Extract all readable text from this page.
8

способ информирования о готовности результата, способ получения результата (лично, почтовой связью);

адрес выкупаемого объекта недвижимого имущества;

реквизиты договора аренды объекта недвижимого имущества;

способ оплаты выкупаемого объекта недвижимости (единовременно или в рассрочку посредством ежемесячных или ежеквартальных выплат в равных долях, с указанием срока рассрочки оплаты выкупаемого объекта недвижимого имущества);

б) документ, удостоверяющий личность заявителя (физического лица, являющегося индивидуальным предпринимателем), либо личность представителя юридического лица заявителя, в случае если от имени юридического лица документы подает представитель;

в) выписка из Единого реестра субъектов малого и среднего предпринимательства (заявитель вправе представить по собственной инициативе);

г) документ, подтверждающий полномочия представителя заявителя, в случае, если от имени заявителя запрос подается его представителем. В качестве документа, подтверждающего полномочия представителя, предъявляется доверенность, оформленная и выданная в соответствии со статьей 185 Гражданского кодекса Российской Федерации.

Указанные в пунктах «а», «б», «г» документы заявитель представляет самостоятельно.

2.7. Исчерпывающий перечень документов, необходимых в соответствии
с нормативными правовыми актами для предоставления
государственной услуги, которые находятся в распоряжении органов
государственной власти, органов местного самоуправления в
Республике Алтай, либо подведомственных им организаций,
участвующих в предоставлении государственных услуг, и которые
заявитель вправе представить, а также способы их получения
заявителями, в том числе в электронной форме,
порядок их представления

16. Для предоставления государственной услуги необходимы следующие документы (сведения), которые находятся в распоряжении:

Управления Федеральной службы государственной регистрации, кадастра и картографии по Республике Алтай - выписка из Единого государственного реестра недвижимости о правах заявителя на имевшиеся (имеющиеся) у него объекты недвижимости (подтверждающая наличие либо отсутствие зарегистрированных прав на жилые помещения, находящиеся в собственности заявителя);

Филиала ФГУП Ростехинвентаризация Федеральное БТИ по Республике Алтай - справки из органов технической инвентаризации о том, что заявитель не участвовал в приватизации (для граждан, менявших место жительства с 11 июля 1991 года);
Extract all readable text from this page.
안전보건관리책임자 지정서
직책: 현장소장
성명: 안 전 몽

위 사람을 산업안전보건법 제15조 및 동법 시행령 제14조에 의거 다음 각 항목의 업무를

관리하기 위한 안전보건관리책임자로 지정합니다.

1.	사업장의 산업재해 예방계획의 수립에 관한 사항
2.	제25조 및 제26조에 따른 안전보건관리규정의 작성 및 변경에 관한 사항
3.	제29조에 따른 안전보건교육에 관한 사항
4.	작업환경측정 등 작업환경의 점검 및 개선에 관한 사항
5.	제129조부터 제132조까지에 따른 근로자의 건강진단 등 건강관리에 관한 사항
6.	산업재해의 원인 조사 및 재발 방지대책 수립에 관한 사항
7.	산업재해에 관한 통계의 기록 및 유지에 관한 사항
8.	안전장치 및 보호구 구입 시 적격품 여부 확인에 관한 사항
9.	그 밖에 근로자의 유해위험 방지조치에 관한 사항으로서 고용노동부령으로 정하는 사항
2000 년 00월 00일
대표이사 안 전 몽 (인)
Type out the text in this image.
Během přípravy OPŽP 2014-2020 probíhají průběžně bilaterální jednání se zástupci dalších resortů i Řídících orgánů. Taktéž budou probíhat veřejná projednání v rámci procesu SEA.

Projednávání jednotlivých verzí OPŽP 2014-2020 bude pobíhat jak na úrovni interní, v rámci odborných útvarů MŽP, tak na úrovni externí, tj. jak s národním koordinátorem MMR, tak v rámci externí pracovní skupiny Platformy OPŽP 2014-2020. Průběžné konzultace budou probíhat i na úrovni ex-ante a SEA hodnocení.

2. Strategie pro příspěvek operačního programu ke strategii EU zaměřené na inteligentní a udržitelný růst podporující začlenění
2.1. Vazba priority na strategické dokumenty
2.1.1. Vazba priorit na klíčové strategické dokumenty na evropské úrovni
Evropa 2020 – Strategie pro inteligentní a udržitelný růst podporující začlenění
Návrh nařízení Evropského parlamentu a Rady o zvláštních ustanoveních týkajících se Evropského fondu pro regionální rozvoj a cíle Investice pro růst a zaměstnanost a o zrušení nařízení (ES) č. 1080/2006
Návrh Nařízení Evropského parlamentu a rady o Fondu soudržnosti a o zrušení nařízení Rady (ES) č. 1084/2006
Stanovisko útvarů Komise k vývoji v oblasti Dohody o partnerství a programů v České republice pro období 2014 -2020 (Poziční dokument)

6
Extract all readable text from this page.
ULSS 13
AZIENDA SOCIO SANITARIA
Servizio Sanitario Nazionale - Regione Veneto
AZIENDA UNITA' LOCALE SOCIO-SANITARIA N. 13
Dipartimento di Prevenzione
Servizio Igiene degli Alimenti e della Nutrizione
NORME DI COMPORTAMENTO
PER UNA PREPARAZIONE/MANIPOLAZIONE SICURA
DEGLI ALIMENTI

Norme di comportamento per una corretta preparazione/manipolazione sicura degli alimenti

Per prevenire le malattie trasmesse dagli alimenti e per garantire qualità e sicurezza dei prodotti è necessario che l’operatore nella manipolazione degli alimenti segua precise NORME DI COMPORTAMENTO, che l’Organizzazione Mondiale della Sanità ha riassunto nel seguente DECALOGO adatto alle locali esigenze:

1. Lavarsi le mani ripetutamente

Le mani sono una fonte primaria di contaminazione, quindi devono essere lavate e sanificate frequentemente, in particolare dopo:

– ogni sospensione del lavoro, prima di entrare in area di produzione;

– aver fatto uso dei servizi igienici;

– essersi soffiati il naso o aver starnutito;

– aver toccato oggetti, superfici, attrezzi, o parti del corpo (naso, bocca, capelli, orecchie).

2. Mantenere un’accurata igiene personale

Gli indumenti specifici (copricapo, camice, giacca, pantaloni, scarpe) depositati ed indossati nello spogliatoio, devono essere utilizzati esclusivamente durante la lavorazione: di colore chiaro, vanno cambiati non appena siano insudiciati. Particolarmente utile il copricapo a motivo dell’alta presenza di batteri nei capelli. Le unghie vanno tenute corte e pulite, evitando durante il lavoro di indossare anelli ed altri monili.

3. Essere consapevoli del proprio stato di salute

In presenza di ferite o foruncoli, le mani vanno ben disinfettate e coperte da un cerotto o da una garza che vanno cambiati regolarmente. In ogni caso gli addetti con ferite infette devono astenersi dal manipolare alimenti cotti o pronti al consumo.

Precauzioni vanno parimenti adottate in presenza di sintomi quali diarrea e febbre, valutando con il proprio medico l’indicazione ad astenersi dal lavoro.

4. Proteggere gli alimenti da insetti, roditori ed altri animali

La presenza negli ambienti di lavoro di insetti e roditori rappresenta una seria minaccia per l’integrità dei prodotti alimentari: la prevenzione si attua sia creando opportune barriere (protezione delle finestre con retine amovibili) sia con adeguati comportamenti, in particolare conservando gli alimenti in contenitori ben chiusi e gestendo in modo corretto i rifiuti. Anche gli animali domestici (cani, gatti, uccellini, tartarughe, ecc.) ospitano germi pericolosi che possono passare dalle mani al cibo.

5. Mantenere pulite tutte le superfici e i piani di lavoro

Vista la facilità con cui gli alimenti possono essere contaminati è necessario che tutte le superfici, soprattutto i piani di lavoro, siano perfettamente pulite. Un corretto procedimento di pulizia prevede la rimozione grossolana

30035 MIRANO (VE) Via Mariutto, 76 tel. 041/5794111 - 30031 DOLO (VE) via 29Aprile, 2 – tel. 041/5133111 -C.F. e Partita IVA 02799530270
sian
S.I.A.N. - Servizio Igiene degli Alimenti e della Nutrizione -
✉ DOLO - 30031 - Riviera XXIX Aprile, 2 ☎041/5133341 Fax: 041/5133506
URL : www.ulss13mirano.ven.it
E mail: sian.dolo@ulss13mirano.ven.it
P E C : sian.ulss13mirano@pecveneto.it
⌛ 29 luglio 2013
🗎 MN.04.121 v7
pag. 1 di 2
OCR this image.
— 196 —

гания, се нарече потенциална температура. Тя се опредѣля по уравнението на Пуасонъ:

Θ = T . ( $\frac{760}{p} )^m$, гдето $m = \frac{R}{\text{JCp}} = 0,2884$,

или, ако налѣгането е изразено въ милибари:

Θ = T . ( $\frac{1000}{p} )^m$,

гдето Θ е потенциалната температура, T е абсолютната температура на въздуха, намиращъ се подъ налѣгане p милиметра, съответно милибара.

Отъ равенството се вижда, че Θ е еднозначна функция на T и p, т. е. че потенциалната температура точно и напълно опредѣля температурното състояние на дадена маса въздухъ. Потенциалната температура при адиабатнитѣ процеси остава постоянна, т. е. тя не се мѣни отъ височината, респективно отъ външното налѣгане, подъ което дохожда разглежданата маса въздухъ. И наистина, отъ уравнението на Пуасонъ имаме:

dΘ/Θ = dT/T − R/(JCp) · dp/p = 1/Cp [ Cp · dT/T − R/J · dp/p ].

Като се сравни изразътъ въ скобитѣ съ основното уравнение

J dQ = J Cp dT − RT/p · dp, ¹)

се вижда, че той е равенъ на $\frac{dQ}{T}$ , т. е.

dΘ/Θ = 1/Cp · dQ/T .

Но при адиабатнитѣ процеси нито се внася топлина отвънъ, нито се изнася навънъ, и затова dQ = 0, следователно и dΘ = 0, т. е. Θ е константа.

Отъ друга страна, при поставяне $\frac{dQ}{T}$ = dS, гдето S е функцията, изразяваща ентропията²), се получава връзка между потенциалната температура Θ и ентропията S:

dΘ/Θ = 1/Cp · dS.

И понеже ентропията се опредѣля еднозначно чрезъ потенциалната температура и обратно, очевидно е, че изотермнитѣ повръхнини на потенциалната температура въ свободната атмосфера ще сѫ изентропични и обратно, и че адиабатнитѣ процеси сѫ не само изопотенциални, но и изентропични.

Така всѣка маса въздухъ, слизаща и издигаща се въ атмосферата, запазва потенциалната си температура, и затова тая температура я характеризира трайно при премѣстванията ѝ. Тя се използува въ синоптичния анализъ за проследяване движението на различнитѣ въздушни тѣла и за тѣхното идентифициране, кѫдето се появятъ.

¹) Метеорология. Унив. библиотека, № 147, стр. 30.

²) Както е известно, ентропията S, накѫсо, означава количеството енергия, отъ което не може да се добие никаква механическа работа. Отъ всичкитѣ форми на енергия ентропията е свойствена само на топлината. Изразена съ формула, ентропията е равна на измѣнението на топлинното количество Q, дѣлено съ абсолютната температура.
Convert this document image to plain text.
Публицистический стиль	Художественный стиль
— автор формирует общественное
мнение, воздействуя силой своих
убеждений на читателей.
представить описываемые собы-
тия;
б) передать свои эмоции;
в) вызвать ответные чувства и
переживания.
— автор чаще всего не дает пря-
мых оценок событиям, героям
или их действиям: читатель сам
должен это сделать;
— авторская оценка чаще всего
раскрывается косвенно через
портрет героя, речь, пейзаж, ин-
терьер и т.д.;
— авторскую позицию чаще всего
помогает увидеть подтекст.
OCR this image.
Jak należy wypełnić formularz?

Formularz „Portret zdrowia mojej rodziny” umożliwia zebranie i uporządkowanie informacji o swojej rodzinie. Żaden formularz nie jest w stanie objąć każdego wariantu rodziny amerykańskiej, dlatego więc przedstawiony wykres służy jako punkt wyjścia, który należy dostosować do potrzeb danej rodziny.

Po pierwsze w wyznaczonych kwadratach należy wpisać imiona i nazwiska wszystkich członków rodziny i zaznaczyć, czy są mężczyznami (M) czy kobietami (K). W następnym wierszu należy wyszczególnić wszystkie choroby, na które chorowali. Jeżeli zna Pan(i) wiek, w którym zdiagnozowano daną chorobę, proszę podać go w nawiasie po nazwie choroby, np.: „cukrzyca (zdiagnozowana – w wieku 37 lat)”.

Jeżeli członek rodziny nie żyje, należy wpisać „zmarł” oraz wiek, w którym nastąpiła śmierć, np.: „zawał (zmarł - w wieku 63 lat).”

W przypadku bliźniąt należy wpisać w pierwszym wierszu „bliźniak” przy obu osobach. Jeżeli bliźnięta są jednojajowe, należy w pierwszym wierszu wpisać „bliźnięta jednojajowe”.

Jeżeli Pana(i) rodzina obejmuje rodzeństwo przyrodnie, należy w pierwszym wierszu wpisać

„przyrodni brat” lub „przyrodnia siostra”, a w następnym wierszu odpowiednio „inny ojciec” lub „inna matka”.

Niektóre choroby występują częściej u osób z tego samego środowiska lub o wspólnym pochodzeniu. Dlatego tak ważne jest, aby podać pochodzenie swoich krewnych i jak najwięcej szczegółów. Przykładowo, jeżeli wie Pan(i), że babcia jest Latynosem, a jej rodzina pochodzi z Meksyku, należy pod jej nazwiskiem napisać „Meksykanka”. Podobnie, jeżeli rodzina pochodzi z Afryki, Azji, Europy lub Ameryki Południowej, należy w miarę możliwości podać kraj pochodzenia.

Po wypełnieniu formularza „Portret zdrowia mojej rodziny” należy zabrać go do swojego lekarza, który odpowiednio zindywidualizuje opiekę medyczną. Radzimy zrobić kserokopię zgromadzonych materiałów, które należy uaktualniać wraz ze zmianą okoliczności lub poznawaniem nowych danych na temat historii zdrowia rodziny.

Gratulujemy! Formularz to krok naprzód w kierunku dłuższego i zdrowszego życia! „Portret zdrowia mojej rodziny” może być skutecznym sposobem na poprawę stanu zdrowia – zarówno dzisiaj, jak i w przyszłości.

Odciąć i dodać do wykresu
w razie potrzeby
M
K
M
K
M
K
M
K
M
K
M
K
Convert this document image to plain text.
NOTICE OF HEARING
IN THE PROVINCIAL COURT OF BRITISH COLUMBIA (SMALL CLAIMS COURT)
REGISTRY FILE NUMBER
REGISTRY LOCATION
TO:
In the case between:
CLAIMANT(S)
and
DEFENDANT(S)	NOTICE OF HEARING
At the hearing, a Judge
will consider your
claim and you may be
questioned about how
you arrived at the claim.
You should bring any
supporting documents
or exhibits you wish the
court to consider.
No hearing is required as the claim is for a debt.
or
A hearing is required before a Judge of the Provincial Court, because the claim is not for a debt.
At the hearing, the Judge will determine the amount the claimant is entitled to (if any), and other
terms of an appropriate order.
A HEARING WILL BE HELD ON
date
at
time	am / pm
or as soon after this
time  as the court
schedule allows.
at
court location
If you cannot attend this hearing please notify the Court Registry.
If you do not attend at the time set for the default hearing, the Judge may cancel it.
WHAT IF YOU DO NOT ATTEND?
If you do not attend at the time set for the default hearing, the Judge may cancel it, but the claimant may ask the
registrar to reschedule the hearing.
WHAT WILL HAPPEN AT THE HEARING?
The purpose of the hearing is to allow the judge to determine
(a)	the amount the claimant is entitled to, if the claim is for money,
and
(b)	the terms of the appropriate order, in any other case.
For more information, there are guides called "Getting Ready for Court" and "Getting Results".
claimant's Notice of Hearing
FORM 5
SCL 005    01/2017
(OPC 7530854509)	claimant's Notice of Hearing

PROBLEM:
Copy every line of the listing that includes the string "услуги".

SOLUTION:
государственной услуги, которые находятся в распоряжении органов
16. Для предоставления государственной услуги необходимы следующие документы (сведения), которые находятся в распоряжении:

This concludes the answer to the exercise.